Start of Available data

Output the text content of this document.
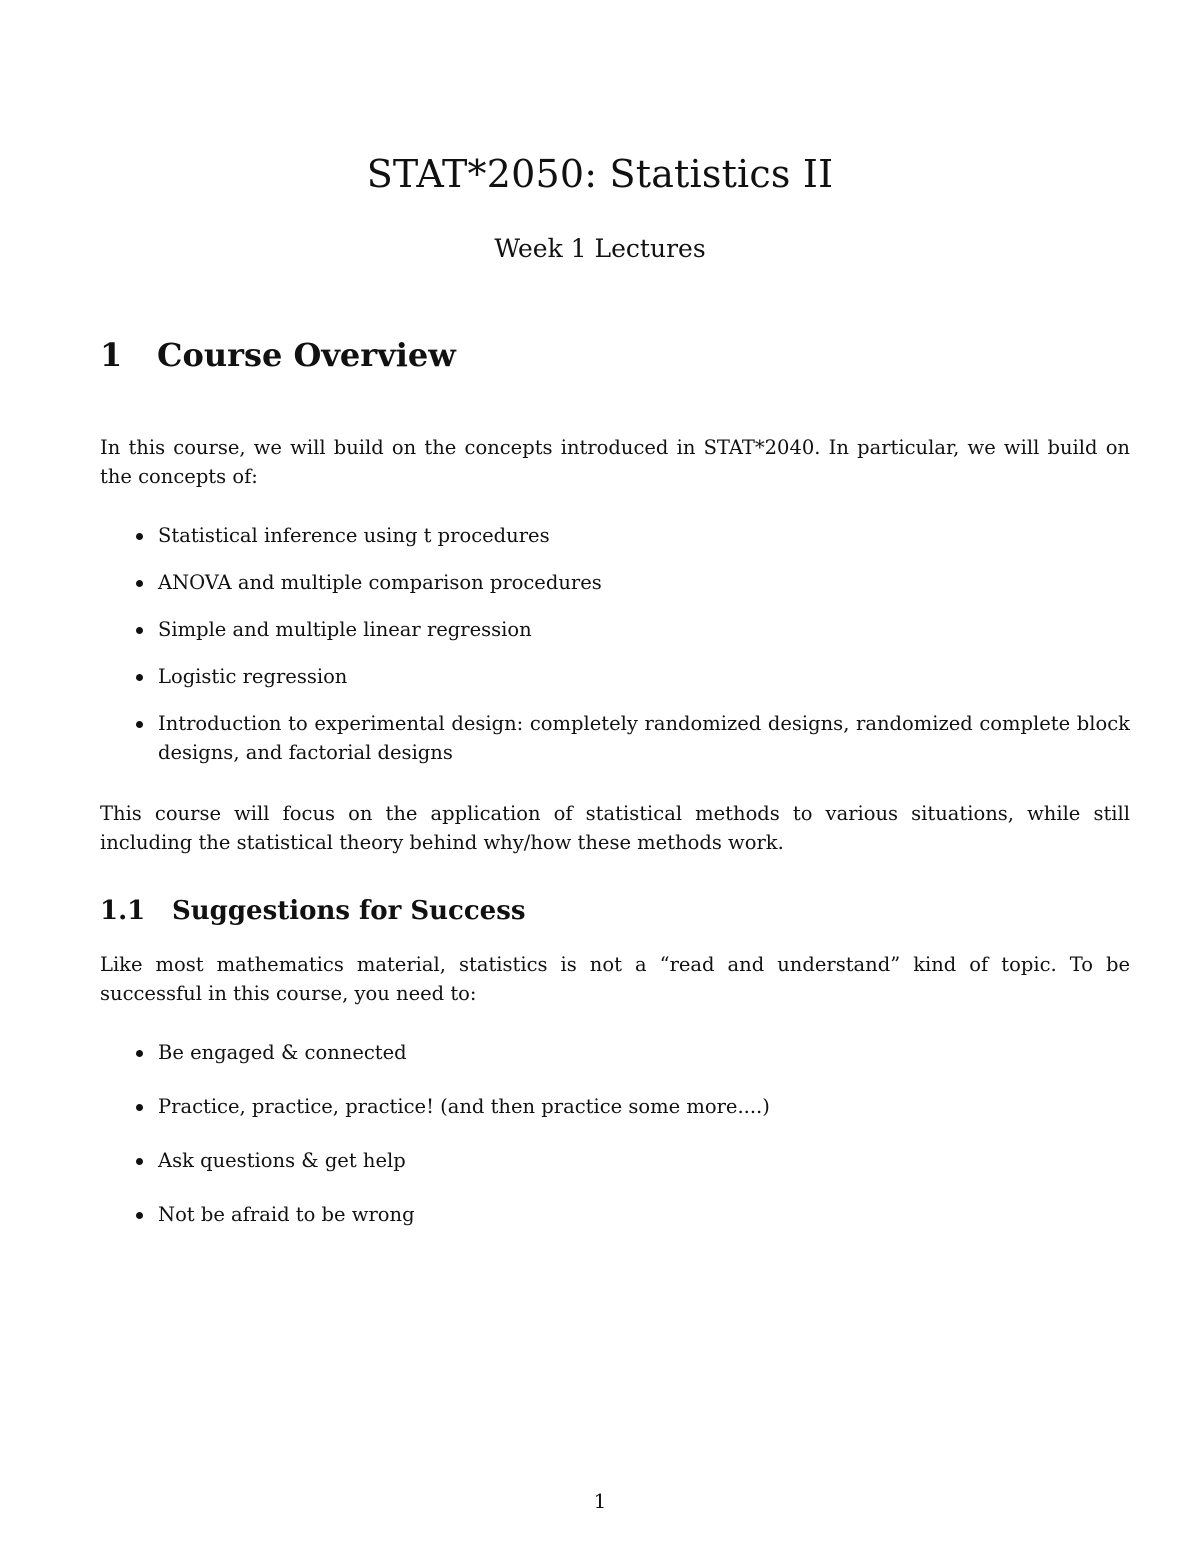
STAT*2050: Statistics II
Week 1 Lectures
1 Course Overview

In this course, we will build on the concepts introduced in STAT*2040. In particular, we will build on the concepts of:

Statistical inference using t procedures
ANOVA and multiple comparison procedures
Simple and multiple linear regression
Logistic regression
Introduction to experimental design: completely randomized designs, randomized complete block designs, and factorial designs

This course will focus on the application of statistical methods to various situations, while still including the statistical theory behind why/how these methods work.

1.1 Suggestions for Success

Like most mathematics material, statistics is not a “read and understand” kind of topic. To be successful in this course, you need to:

Be engaged & connected
Practice, practice, practice! (and then practice some more....)
Ask questions & get help
Not be afraid to be wrong
1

End of Available data

Problem description - Among the lines of the data, identify those with the word "will". Copy each of them.

Answer to the task -
In this course, we will build on the concepts introduced in STAT*2040. In particular, we will build on the concepts of:
This course will focus on the application of statistical methods to various situations, while still including the statistical theory behind why/how these methods work.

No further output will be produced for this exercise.